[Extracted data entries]
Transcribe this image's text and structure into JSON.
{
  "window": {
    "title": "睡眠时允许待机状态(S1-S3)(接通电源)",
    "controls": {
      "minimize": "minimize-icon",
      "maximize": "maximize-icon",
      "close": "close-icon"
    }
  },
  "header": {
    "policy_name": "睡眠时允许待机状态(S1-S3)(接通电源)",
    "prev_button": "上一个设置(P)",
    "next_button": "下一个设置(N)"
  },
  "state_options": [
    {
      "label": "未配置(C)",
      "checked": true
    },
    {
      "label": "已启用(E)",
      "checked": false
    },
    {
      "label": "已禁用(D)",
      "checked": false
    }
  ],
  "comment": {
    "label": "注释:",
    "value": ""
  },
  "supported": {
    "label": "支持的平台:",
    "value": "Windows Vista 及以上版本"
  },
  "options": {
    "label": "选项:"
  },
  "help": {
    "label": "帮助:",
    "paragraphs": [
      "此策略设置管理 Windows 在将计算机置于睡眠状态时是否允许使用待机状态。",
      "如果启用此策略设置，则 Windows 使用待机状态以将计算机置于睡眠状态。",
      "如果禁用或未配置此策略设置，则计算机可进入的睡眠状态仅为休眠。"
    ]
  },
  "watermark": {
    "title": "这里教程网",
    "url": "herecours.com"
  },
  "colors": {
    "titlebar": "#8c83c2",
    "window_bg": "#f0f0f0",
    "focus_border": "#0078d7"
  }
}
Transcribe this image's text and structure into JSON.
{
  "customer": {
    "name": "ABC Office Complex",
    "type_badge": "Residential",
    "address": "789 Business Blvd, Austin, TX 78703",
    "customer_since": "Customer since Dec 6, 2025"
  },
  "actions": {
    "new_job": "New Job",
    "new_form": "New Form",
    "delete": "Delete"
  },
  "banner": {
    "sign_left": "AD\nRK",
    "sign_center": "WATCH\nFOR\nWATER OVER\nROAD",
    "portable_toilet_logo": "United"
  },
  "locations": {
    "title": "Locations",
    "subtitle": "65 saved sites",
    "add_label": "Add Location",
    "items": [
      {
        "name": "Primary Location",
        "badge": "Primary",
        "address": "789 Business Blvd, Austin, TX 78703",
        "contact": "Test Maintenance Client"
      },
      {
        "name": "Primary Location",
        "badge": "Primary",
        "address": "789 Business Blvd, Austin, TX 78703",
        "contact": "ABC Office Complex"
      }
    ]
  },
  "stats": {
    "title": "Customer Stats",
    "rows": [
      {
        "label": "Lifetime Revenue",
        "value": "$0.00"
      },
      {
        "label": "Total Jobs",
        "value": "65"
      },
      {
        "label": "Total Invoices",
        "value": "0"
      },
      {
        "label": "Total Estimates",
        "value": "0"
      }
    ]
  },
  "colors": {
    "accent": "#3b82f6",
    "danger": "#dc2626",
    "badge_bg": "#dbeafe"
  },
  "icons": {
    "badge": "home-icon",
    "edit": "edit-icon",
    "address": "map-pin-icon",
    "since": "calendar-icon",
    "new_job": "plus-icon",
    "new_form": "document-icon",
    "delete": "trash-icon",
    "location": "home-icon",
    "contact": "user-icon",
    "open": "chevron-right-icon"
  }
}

> [Work to do]
From the first line to the last, retype the data exactly.

> [Exercise output]
Transcribe this image's text and structure into JSON.
{
  "window": {
    "title": "睡眠时允许待机状态(S1-S3)(接通电源)",
    "controls": {
      "minimize": "minimize-icon",
      "maximize": "maximize-icon",
      "close": "close-icon"
    }
  },
  "header": {
    "policy_name": "睡眠时允许待机状态(S1-S3)(接通电源)",
    "prev_button": "上一个设置(P)",
    "next_button": "下一个设置(N)"
  },
  "state_options": [
    {
      "label": "未配置(C)",
      "checked": true
    },
    {
      "label": "已启用(E)",
      "checked": false
    },
    {
      "label": "已禁用(D)",
      "checked": false
    }
  ],
  "comment": {
    "label": "注释:",
    "value": ""
  },
  "supported": {
    "label": "支持的平台:",
    "value": "Windows Vista 及以上版本"
  },
  "options": {
    "label": "选项:"
  },
  "help": {
    "label": "帮助:",
    "paragraphs": [
      "此策略设置管理 Windows 在将计算机置于睡眠状态时是否允许使用待机状态。",
      "如果启用此策略设置，则 Windows 使用待机状态以将计算机置于睡眠状态。",
      "如果禁用或未配置此策略设置，则计算机可进入的睡眠状态仅为休眠。"
    ]
  },
  "watermark": {
    "title": "这里教程网",
    "url": "herecours.com"
  },
  "colors": {
    "titlebar": "#8c83c2",
    "window_bg": "#f0f0f0",
    "focus_border": "#0078d7"
  }
}
Transcribe this image's text and structure into JSON.
{
  "customer": {
    "name": "ABC Office Complex",
    "type_badge": "Residential",
    "address": "789 Business Blvd, Austin, TX 78703",
    "customer_since": "Customer since Dec 6, 2025"
  },
  "actions": {
    "new_job": "New Job",
    "new_form": "New Form",
    "delete": "Delete"
  },
  "banner": {
    "sign_left": "AD\nRK",
    "sign_center": "WATCH\nFOR\nWATER OVER\nROAD",
    "portable_toilet_logo": "United"
  },
  "locations": {
    "title": "Locations",
    "subtitle": "65 saved sites",
    "add_label": "Add Location",
    "items": [
      {
        "name": "Primary Location",
        "badge": "Primary",
        "address": "789 Business Blvd, Austin, TX 78703",
        "contact": "Test Maintenance Client"
      },
      {
        "name": "Primary Location",
        "badge": "Primary",
        "address": "789 Business Blvd, Austin, TX 78703",
        "contact": "ABC Office Complex"
      }
    ]
  },
  "stats": {
    "title": "Customer Stats",
    "rows": [
      {
        "label": "Lifetime Revenue",
        "value": "$0.00"
      },
      {
        "label": "Total Jobs",
        "value": "65"
      },
      {
        "label": "Total Invoices",
        "value": "0"
      },
      {
        "label": "Total Estimates",
        "value": "0"
      }
    ]
  },
  "colors": {
    "accent": "#3b82f6",
    "danger": "#dc2626",
    "badge_bg": "#dbeafe"
  },
  "icons": {
    "badge": "home-icon",
    "edit": "edit-icon",
    "address": "map-pin-icon",
    "since": "calendar-icon",
    "new_job": "plus-icon",
    "new_form": "document-icon",
    "delete": "trash-icon",
    "location": "home-icon",
    "contact": "user-icon",
    "open": "chevron-right-icon"
  }
}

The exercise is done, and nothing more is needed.